▸ Text block
Friday, April 24, 2015

description - Tips for describing features of unusual place that I often visit


I'm having problems describing certain parts of a place that I usually visit. Here are some pictures:


Park at nighttime Park in daylight


For instance, I have no idea how I should refer to the wooden platform on the left (so I just called it wooden platform). I'm also not very sure how to call the section between the wooden platform and the handrail (I just called it sidewalk).


Well, here is the description.



The darkness and fog made it hard for Jun to see the end of the sidewalk. There were no people around, and the streets were unusually quiet. After walking a few meters, he spotted a large wooden platform and decided to sit there. He pulled a Busch beer from is bag, opened it, and looked up. In front of him, there was a sewage canal that was surrounded by a handrail and streetlights.


A minute or two passed when Jun heard the sound of a second can opening. He looked to his side and realized that someone was sitting just a few meters away from him. It was a girl. She was looking up. Something at the other side of the sewage canal.


Jun glanced his watch. It was 2 A.M. What is a girl doing here at this time, he wondered. He tried following her line of vision to the other side of the canal. It took him some time to make out the shape. It looked like a tree. A standing dead tree. It had a grayish color and had long branches.


After finishing his can, he pulled another one from his bag and continued staring at the decayed tree. He glanced to the girl from time to time, but she never never took off her eyes away from the tree.



Jun woke up in his bed with a terrible headache, wondering how he had reached home. His bag was lying on the floor with nine empty beer cans inside. An hour or two passed when the phone called. He let it ring for moment and then picked up the receiver.



Beyond simply finding words for these particular items, I would like to know how to figure out good descriptions on my own in similar cases.



Answer



Doing research is part of being a writer. So, don't know what that pavilion is called? Find out. Look online, look around the thing to see if there's a plaque that may give you a hint, heck, you could even ask some people in the area, like cafe workers.


That said, you don't necessarily need to know what it is:



...spotted a large wooden platform with an asian-looking arbor over it. It looked vaguely Shinto, not that Jun's experience with oriental shrines extended much past martial arts movies.



But that's only if you need to focus that much attention on it. I think the problem you're running into has less to do with the wooden platform and more to do with over-describing and under-showing the scene. That is, you've basically got a bullet point list of what Jun sees and does. This takes a scene with some very interesting concepts (the staring girl, the dead tree, the blackout), and dulls and flattens it.



Compare your first two paragraphs to this:



The darkness and fog muffled the street. Jun could barely see to the end of the sidewalk, so he felt, more than saw, his way along. He kept the parked scooters rising and falling in the mist like chained derelicts to his left and the dead iron ladder of the sewage canal's railing stretching to infinity on the right. He'd steer between the two, and eventually he'd be home.


Eventually. He wasn't quite ready to get there just yet.

▸ What is required
Pick up the writing-advice post on describing an unusual place after its final sentence and carry it forward.

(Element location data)
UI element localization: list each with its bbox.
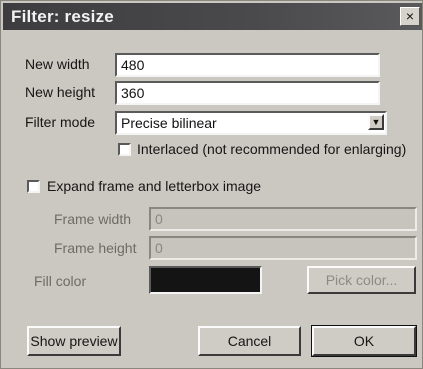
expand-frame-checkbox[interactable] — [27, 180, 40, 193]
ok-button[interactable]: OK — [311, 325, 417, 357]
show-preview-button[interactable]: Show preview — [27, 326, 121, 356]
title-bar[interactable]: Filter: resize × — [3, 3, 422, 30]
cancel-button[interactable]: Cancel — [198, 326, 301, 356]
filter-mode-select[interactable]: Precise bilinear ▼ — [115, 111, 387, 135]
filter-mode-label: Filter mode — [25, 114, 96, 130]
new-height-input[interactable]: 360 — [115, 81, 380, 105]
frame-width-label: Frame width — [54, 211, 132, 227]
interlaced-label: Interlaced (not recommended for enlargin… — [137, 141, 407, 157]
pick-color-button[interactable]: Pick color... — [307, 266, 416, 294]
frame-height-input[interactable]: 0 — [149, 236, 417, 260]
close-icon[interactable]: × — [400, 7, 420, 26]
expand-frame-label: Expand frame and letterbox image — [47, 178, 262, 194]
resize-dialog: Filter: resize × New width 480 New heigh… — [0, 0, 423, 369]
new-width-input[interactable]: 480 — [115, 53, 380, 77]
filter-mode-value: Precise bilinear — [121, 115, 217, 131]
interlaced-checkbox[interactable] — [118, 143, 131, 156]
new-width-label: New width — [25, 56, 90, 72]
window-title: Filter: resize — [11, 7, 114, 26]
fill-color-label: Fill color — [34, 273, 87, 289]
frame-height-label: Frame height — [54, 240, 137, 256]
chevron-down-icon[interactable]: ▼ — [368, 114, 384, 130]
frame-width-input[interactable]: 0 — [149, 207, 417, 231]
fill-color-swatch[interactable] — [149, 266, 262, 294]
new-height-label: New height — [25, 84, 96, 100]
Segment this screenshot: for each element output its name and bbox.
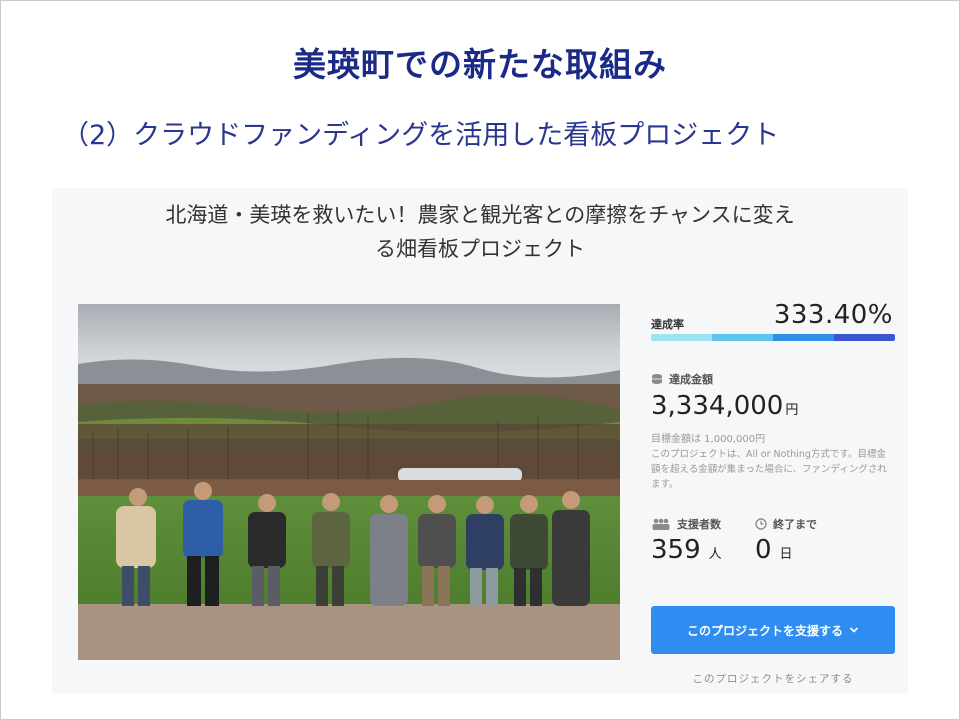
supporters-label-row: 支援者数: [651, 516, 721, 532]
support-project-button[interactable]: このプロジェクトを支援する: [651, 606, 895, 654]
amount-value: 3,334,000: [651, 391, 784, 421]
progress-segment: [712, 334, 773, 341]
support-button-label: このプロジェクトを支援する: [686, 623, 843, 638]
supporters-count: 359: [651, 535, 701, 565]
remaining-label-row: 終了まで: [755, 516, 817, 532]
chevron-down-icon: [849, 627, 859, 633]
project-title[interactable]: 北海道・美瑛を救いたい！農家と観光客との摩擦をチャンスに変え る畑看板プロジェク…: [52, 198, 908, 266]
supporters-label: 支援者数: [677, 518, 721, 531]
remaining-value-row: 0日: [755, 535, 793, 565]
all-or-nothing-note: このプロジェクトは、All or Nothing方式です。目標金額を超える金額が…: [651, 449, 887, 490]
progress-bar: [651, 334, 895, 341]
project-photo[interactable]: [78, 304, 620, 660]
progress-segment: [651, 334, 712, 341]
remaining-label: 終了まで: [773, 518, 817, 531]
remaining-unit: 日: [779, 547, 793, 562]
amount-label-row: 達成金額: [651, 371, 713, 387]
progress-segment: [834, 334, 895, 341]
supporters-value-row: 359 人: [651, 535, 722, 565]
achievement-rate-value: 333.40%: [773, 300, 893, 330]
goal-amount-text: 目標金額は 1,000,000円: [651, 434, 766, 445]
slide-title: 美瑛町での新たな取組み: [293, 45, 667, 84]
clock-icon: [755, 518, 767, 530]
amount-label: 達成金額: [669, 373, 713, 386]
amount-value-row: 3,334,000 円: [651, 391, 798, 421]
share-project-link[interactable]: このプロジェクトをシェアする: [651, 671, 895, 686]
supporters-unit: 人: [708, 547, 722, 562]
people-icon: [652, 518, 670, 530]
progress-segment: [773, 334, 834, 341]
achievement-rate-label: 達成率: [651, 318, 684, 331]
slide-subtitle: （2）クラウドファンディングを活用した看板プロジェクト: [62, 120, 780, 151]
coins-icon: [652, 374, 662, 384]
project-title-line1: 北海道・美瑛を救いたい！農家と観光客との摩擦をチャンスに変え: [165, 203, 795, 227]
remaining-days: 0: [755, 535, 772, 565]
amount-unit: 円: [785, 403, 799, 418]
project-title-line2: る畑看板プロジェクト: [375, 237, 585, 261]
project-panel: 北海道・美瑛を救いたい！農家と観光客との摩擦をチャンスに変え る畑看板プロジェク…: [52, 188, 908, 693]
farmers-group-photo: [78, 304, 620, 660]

---

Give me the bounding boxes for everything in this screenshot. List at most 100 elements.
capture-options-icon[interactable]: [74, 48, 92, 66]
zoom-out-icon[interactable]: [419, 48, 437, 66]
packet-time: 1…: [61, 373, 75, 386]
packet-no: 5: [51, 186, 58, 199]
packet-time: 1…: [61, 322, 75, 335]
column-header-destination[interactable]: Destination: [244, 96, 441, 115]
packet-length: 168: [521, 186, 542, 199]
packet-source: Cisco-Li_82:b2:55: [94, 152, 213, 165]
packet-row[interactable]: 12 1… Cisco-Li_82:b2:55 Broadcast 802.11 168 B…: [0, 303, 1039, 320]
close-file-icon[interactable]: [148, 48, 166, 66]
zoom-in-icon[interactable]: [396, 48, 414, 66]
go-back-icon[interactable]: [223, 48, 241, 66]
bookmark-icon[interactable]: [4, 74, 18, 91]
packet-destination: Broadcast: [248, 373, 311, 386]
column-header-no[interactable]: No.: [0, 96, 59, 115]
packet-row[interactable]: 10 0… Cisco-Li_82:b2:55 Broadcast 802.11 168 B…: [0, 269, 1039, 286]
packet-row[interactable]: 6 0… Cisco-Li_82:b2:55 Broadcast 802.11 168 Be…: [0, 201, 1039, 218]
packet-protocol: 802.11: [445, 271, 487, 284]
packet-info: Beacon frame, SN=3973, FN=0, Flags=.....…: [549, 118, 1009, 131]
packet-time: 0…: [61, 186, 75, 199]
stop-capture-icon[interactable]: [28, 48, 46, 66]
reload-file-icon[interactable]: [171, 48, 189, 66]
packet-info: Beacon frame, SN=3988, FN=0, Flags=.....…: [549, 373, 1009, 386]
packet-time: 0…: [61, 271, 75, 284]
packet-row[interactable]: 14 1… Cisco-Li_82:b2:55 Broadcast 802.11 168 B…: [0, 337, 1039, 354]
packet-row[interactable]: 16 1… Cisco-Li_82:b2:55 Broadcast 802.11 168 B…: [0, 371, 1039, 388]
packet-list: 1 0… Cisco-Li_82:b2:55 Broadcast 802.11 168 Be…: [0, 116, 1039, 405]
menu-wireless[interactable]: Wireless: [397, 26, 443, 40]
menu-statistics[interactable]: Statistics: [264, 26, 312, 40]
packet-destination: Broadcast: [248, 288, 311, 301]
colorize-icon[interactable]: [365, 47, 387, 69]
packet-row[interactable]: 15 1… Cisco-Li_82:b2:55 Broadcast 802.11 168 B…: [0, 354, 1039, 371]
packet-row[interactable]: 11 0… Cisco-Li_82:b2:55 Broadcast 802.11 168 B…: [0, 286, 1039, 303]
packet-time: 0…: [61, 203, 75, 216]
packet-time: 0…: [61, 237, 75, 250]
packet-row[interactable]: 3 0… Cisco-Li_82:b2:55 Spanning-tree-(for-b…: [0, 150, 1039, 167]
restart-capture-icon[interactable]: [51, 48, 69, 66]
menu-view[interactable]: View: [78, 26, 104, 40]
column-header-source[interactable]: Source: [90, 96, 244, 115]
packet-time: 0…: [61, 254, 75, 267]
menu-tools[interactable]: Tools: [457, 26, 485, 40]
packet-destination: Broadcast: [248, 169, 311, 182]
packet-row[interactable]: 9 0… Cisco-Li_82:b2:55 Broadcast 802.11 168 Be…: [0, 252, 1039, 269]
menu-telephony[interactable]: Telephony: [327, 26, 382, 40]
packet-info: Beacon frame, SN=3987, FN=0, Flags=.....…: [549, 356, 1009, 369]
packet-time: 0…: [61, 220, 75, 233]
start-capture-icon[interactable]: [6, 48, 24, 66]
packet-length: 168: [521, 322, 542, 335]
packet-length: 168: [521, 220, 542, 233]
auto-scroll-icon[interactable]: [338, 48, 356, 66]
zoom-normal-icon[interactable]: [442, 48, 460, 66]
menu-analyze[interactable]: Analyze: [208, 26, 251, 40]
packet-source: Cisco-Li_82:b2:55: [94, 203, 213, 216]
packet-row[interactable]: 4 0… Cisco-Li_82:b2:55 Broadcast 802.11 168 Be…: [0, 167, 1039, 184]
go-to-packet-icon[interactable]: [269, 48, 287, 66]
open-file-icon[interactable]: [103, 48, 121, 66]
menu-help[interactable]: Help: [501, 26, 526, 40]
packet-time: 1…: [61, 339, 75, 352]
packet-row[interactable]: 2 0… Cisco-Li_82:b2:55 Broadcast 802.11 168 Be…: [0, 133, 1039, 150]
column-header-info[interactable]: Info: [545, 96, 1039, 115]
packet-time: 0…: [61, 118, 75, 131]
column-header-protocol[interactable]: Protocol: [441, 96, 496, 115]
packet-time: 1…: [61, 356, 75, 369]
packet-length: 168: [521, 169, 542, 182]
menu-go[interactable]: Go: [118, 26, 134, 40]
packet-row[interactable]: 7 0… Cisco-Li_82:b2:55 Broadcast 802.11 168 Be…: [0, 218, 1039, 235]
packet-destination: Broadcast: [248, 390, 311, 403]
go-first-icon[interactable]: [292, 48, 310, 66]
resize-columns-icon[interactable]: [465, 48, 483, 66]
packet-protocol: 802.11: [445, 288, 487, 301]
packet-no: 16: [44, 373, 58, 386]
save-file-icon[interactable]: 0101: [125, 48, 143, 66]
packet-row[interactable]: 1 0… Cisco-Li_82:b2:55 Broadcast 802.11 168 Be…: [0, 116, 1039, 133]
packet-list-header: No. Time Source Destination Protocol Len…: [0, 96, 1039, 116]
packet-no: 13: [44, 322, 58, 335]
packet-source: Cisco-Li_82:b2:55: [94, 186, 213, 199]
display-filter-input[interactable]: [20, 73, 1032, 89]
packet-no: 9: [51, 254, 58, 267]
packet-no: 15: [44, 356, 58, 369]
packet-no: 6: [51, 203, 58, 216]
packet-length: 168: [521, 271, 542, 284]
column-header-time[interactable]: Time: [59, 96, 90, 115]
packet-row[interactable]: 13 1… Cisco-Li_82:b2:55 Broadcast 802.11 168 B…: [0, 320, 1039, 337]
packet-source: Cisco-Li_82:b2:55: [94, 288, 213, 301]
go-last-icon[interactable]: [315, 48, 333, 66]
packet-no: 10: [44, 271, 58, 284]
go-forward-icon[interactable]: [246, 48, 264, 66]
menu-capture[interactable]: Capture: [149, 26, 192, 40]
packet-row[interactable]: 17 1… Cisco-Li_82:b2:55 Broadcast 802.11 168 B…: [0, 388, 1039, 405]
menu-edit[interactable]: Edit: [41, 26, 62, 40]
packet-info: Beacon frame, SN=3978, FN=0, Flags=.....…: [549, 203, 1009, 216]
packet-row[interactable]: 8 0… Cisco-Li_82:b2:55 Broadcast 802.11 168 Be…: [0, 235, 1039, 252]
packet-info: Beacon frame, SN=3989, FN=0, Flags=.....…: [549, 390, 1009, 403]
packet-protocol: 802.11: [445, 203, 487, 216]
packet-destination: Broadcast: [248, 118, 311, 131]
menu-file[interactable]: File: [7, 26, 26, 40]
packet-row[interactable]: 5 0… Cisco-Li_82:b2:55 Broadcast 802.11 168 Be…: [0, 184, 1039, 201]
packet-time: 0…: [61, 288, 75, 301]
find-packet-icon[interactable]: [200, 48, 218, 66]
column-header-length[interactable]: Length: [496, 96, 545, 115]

---

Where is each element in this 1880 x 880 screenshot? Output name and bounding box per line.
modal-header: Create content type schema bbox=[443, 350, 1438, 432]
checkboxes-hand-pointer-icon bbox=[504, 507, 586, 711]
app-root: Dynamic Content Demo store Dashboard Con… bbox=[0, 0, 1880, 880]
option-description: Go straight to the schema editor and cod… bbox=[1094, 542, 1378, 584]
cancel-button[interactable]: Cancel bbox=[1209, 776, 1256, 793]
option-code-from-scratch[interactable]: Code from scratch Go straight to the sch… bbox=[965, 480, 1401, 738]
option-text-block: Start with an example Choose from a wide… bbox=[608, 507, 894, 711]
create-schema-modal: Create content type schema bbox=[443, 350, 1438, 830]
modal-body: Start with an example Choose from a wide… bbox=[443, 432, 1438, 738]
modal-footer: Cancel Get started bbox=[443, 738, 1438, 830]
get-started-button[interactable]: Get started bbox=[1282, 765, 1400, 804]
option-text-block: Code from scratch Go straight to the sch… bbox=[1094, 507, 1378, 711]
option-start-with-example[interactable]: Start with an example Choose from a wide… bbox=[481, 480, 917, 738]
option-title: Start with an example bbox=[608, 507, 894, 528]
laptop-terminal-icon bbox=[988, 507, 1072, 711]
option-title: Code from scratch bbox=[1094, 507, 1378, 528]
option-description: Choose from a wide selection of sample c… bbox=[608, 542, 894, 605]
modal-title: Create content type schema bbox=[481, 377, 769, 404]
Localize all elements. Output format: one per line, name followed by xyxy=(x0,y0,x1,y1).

▸ Exercise output
A wooden pavilion shaped itself out of the gloom and Jun sat down. A couple of cans of beer in his backpack called to him so he open one, drank, and pondered the dark wavelets in the canal.


The hiss-click of another can of beer startled Jun out of his reverie. There was a girl sitting on the far end of the pavilion, her legs dangling over the sides. Had she been there the whole time? He watched her drink the beer down in one long swallow, her eyes closed, her throat bobbing in time.


She didn't seem to notice him. Instead she stared across the canal, the beer can, now empty, forgotten in her lap.



This isn't necessarily the best way to write this, but it shows you that you don't have to tell the reader the boring bits of how a character moves through space (X meters, spotting, looking this way and that) -- their mind will fill in those blanks.


The blanks they can't fill in are how the scene feels -- and how it'll make them (the readers) feel. This is texture, and you have to provide that. And that can't be done by listing facts.



Consider, for instance, when Jun first sees the dead tree. You write:



It took him some time to make up the shape. It looked like a tree. A standing dead tree. It had a grayish color and had long branches.



"It had a grayish color and had long branches." Really? No! This tree is a pivotal element on the scene that, if my impression is right, gives the scene's spooky nature a reason for being. I mean, the whole thing was set up for the girl to stare at that dead tree, right? So why not something like:



"It stood there like a forgotten evil, its bark the shriveled gray of a drowned man's flesh, its skeletal branches grasping through streamers of murky night air, lusting after the memory of its trembling victims.



Both here and and in the first paragraph with the scooters and canal railing, I'm using similes and adjectives to give these elements some punch.


I'll grant you, I am over-doing it a bit. The tree thing especially is over the top. But that's just for purposes of example to make my point.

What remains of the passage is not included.